→ **What is expected**:
Copy every entry word for word, but skip the pictures.

→ **Information shown**:
=====
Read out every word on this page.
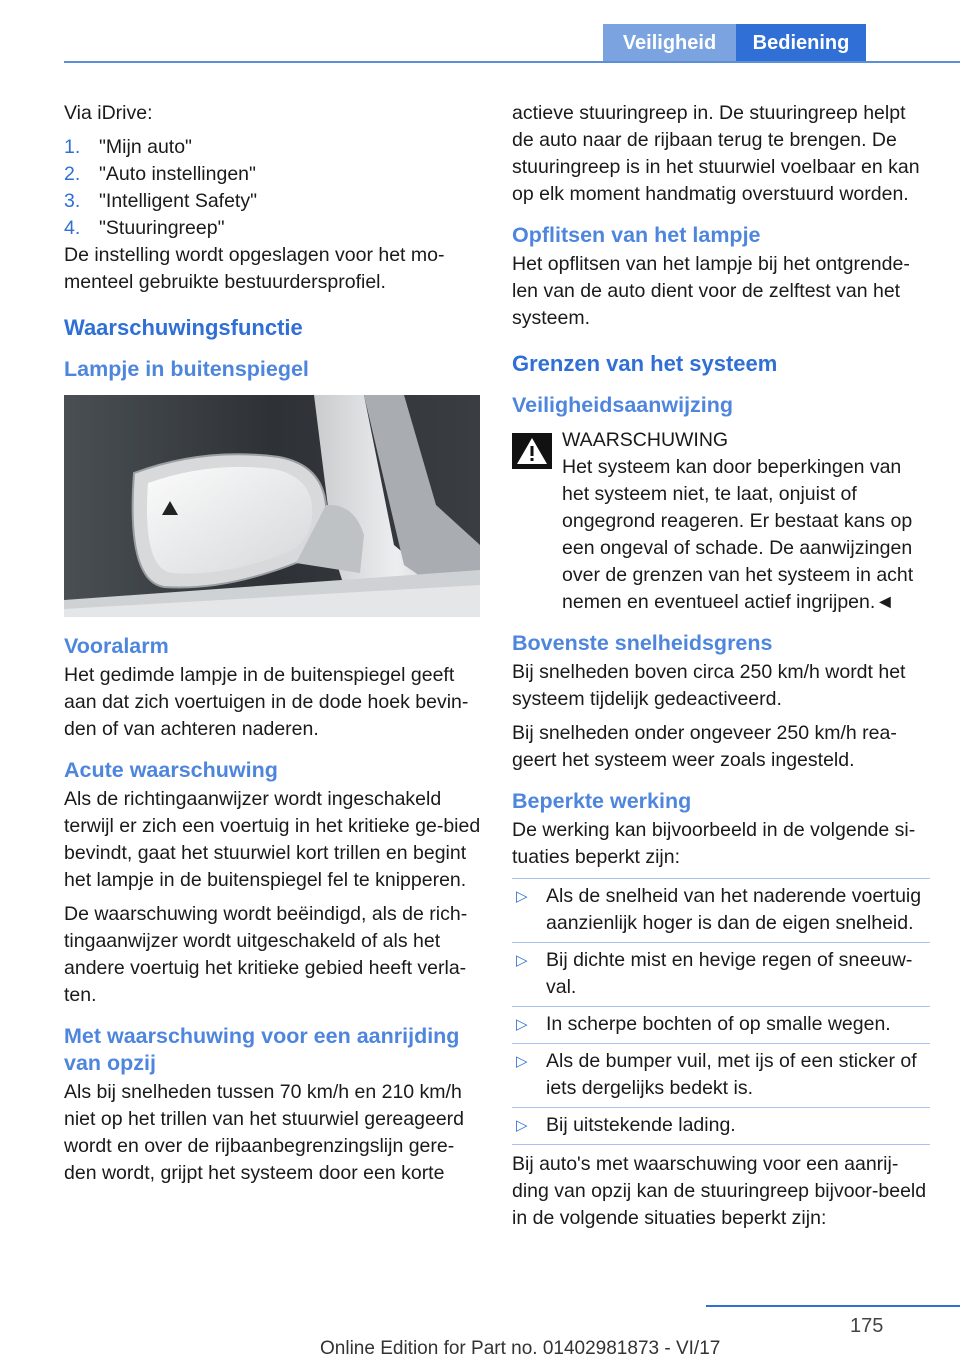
Veiligheid	Bediening

Via iDrive:

1. "Mijn auto"
2. "Auto instellingen"
3. "Intelligent Safety"
4. "Stuuringreep"

De instelling wordt opgeslagen voor het mo-menteel gebruikte bestuurdersprofiel.

Waarschuwingsfunctie
Lampje in buitenspiegel
Vooralarm

Het gedimde lampje in de buitenspiegel geeft aan dat zich voertuigen in de dode hoek bevin-den of van achteren naderen.

Acute waarschuwing

Als de richtingaanwijzer wordt ingeschakeld terwijl er zich een voertuig in het kritieke ge-bied bevindt, gaat het stuurwiel kort trillen en begint het lampje in de buitenspiegel fel te knipperen.

De waarschuwing wordt beëindigd, als de rich-tingaanwijzer wordt uitgeschakeld of als het andere voertuig het kritieke gebied heeft verla-ten.

Met waarschuwing voor een aanrijding van opzij

Als bij snelheden tussen 70 km/h en 210 km/h niet op het trillen van het stuurwiel gereageerd wordt en over de rijbaanbegrenzingslijn gere-den wordt, grijpt het systeem door een korte

actieve stuuringreep in. De stuuringreep helpt de auto naar de rijbaan terug te brengen. De stuuringreep is in het stuurwiel voelbaar en kan op elk moment handmatig overstuurd worden.

Opflitsen van het lampje

Het opflitsen van het lampje bij het ontgrende-len van de auto dient voor de zelftest van het systeem.

Grenzen van het systeem
Veiligheidsaanwijzing
WAARSCHUWING
Het systeem kan door beperkingen van het systeem niet, te laat, onjuist of ongegrond reageren. Er bestaat kans op een ongeval of schade. De aanwijzingen over de grenzen van het systeem in acht nemen en eventueel actief ingrijpen.◄
Bovenste snelheidsgrens

Bij snelheden boven circa 250 km/h wordt het systeem tijdelijk gedeactiveerd.

Bij snelheden onder ongeveer 250 km/h rea-geert het systeem weer zoals ingesteld.

Beperkte werking

De werking kan bijvoorbeeld in de volgende si-tuaties beperkt zijn:

▷ Als de snelheid van het naderende voertuig aanzienlijk hoger is dan de eigen snelheid.
▷ Bij dichte mist en hevige regen of sneeuw-val.
▷ In scherpe bochten of op smalle wegen.
▷ Als de bumper vuil, met ijs of een sticker of iets dergelijks bedekt is.
▷ Bij uitstekende lading.

Bij auto's met waarschuwing voor een aanrij-ding van opzij kan de stuuringreep bijvoor-beeld in de volgende situaties beperkt zijn:

175
Online Edition for Part no. 01402981873 - VI/17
=====
→ **Solution to this task**:
Read out every word on this page.
Veiligheid	Bediening

Via iDrive:

1. "Mijn auto"
2. "Auto instellingen"
3. "Intelligent Safety"
4. "Stuuringreep"

De instelling wordt opgeslagen voor het mo-menteel gebruikte bestuurdersprofiel.

Waarschuwingsfunctie
Lampje in buitenspiegel
Vooralarm

Het gedimde lampje in de buitenspiegel geeft aan dat zich voertuigen in de dode hoek bevin-den of van achteren naderen.

Acute waarschuwing

Als de richtingaanwijzer wordt ingeschakeld terwijl er zich een voertuig in het kritieke ge-bied bevindt, gaat het stuurwiel kort trillen en begint het lampje in de buitenspiegel fel te knipperen.

De waarschuwing wordt beëindigd, als de rich-tingaanwijzer wordt uitgeschakeld of als het andere voertuig het kritieke gebied heeft verla-ten.

Met waarschuwing voor een aanrijding van opzij

Als bij snelheden tussen 70 km/h en 210 km/h niet op het trillen van het stuurwiel gereageerd wordt en over de rijbaanbegrenzingslijn gere-den wordt, grijpt het systeem door een korte

actieve stuuringreep in. De stuuringreep helpt de auto naar de rijbaan terug te brengen. De stuuringreep is in het stuurwiel voelbaar en kan op elk moment handmatig overstuurd worden.

Opflitsen van het lampje

Het opflitsen van het lampje bij het ontgrende-len van de auto dient voor de zelftest van het systeem.

Grenzen van het systeem
Veiligheidsaanwijzing
WAARSCHUWING
Het systeem kan door beperkingen van het systeem niet, te laat, onjuist of ongegrond reageren. Er bestaat kans op een ongeval of schade. De aanwijzingen over de grenzen van het systeem in acht nemen en eventueel actief ingrijpen.◄
Bovenste snelheidsgrens

Bij snelheden boven circa 250 km/h wordt het systeem tijdelijk gedeactiveerd.

Bij snelheden onder ongeveer 250 km/h rea-geert het systeem weer zoals ingesteld.

Beperkte werking

De werking kan bijvoorbeeld in de volgende si-tuaties beperkt zijn:

▷ Als de snelheid van het naderende voertuig aanzienlijk hoger is dan de eigen snelheid.
▷ Bij dichte mist en hevige regen of sneeuw-val.
▷ In scherpe bochten of op smalle wegen.
▷ Als de bumper vuil, met ijs of een sticker of iets dergelijks bedekt is.
▷ Bij uitstekende lading.

Bij auto's met waarschuwing voor een aanrij-ding van opzij kan de stuuringreep bijvoor-beeld in de volgende situaties beperkt zijn:

175
Online Edition for Part no. 01402981873 - VI/17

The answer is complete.